Problem description: The listing beneath should be written out in full, exactly as shown.

+ + + + + + +

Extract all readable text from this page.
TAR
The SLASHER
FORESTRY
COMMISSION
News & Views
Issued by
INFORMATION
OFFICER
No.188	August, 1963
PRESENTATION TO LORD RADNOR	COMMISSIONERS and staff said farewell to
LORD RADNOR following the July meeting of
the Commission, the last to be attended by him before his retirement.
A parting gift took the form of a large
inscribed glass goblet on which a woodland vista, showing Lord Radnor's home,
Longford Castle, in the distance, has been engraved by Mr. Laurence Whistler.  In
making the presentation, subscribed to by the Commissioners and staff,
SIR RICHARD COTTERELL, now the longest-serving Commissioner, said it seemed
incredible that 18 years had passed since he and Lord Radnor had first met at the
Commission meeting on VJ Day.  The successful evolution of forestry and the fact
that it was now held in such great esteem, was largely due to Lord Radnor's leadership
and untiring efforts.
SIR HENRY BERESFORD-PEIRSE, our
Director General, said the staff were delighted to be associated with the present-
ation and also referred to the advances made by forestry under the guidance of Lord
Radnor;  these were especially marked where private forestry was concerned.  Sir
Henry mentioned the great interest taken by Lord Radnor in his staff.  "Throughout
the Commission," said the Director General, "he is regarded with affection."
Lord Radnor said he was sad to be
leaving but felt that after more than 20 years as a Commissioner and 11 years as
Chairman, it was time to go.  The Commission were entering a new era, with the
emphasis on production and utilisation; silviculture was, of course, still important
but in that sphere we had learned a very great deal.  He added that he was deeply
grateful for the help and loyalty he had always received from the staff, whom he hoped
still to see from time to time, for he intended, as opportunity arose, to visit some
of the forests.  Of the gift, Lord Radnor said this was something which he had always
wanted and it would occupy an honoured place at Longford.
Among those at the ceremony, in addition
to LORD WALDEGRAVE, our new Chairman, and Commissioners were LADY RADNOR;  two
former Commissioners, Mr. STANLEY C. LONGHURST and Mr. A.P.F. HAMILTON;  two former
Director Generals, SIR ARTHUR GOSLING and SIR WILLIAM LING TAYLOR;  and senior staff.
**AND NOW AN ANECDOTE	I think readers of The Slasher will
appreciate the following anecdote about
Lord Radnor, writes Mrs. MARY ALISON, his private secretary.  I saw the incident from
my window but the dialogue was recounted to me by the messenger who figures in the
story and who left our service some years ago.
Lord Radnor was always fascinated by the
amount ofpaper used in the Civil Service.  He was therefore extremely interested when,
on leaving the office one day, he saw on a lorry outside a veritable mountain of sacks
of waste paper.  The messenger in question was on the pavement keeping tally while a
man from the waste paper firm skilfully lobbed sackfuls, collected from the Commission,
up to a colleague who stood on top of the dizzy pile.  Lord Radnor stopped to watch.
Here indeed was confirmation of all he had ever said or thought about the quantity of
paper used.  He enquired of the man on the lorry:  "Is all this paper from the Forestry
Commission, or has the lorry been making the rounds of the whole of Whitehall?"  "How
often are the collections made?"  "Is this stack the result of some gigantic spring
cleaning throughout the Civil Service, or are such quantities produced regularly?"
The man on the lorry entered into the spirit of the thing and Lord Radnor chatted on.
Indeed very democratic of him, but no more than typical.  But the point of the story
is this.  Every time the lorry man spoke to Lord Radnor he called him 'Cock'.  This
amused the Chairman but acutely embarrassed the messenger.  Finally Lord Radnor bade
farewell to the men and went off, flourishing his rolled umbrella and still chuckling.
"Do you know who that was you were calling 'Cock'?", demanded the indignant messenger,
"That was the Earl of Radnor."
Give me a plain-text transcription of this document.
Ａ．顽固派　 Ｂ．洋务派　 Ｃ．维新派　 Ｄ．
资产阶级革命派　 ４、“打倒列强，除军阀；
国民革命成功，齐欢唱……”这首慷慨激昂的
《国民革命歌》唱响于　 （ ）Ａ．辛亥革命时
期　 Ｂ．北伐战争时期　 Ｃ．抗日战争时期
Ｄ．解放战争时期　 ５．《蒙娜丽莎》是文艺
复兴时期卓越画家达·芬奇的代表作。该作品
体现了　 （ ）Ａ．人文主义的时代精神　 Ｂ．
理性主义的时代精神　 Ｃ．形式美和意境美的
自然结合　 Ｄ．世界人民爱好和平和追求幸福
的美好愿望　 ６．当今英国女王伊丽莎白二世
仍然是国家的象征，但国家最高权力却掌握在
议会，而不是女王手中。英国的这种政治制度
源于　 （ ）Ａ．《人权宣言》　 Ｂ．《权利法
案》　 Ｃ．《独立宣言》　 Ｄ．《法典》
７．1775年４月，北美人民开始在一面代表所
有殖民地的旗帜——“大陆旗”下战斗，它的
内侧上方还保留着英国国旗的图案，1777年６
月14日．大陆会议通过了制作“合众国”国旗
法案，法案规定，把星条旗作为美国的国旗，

+ + + + + + +

Correct result:
Extract all readable text from this page.
TAR
The SLASHER
FORESTRY
COMMISSION
News & Views
Issued by
INFORMATION
OFFICER
No.188	August, 1963
PRESENTATION TO LORD RADNOR	COMMISSIONERS and staff said farewell to
LORD RADNOR following the July meeting of
the Commission, the last to be attended by him before his retirement.
A parting gift took the form of a large
inscribed glass goblet on which a woodland vista, showing Lord Radnor's home,
Longford Castle, in the distance, has been engraved by Mr. Laurence Whistler.  In
making the presentation, subscribed to by the Commissioners and staff,
SIR RICHARD COTTERELL, now the longest-serving Commissioner, said it seemed
incredible that 18 years had passed since he and Lord Radnor had first met at the
Commission meeting on VJ Day.  The successful evolution of forestry and the fact
that it was now held in such great esteem, was largely due to Lord Radnor's leadership
and untiring efforts.
SIR HENRY BERESFORD-PEIRSE, our
Director General, said the staff were delighted to be associated with the present-
ation and also referred to the advances made by forestry under the guidance of Lord
Radnor;  these were especially marked where private forestry was concerned.  Sir
Henry mentioned the great interest taken by Lord Radnor in his staff.  "Throughout
the Commission," said the Director General, "he is regarded with affection."
Lord Radnor said he was sad to be
leaving but felt that after more than 20 years as a Commissioner and 11 years as
Chairman, it was time to go.  The Commission were entering a new era, with the
emphasis on production and utilisation; silviculture was, of course, still important
but in that sphere we had learned a very great deal.  He added that he was deeply
grateful for the help and loyalty he had always received from the staff, whom he hoped
still to see from time to time, for he intended, as opportunity arose, to visit some
of the forests.  Of the gift, Lord Radnor said this was something which he had always
wanted and it would occupy an honoured place at Longford.
Among those at the ceremony, in addition
to LORD WALDEGRAVE, our new Chairman, and Commissioners were LADY RADNOR;  two
former Commissioners, Mr. STANLEY C. LONGHURST and Mr. A.P.F. HAMILTON;  two former
Director Generals, SIR ARTHUR GOSLING and SIR WILLIAM LING TAYLOR;  and senior staff.
**AND NOW AN ANECDOTE	I think readers of The Slasher will
appreciate the following anecdote about
Lord Radnor, writes Mrs. MARY ALISON, his private secretary.  I saw the incident from
my window but the dialogue was recounted to me by the messenger who figures in the
story and who left our service some years ago.
Lord Radnor was always fascinated by the
amount ofpaper used in the Civil Service.  He was therefore extremely interested when,
on leaving the office one day, he saw on a lorry outside a veritable mountain of sacks
of waste paper.  The messenger in question was on the pavement keeping tally while a
man from the waste paper firm skilfully lobbed sackfuls, collected from the Commission,
up to a colleague who stood on top of the dizzy pile.  Lord Radnor stopped to watch.
Here indeed was confirmation of all he had ever said or thought about the quantity of
paper used.  He enquired of the man on the lorry:  "Is all this paper from the Forestry
Commission, or has the lorry been making the rounds of the whole of Whitehall?"  "How
often are the collections made?"  "Is this stack the result of some gigantic spring
cleaning throughout the Civil Service, or are such quantities produced regularly?"
The man on the lorry entered into the spirit of the thing and Lord Radnor chatted on.
Indeed very democratic of him, but no more than typical.  But the point of the story
is this.  Every time the lorry man spoke to Lord Radnor he called him 'Cock'.  This
amused the Chairman but acutely embarrassed the messenger.  Finally Lord Radnor bade
farewell to the men and went off, flourishing his rolled umbrella and still chuckling.
"Do you know who that was you were calling 'Cock'?", demanded the indignant messenger,
"That was the Earl of Radnor."
Give me a plain-text transcription of this document.
Ａ．顽固派　 Ｂ．洋务派　 Ｃ．维新派　 Ｄ．
资产阶级革命派　 ４、“打倒列强，除军阀；
国民革命成功，齐欢唱……”这首慷慨激昂的
《国民革命歌》唱响于　 （ ）Ａ．辛亥革命时
期　 Ｂ．北伐战争时期　 Ｃ．抗日战争时期
Ｄ．解放战争时期　 ５．《蒙娜丽莎》是文艺
复兴时期卓越画家达·芬奇的代表作。该作品
体现了　 （ ）Ａ．人文主义的时代精神　 Ｂ．
理性主义的时代精神　 Ｃ．形式美和意境美的
自然结合　 Ｄ．世界人民爱好和平和追求幸福
的美好愿望　 ６．当今英国女王伊丽莎白二世
仍然是国家的象征，但国家最高权力却掌握在
议会，而不是女王手中。英国的这种政治制度
源于　 （ ）Ａ．《人权宣言》　 Ｂ．《权利法
案》　 Ｃ．《独立宣言》　 Ｄ．《法典》
７．1775年４月，北美人民开始在一面代表所
有殖民地的旗帜——“大陆旗”下战斗，它的
内侧上方还保留着英国国旗的图案，1777年６
月14日．大陆会议通过了制作“合众国”国旗
法案，法案规定，把星条旗作为美国的国旗，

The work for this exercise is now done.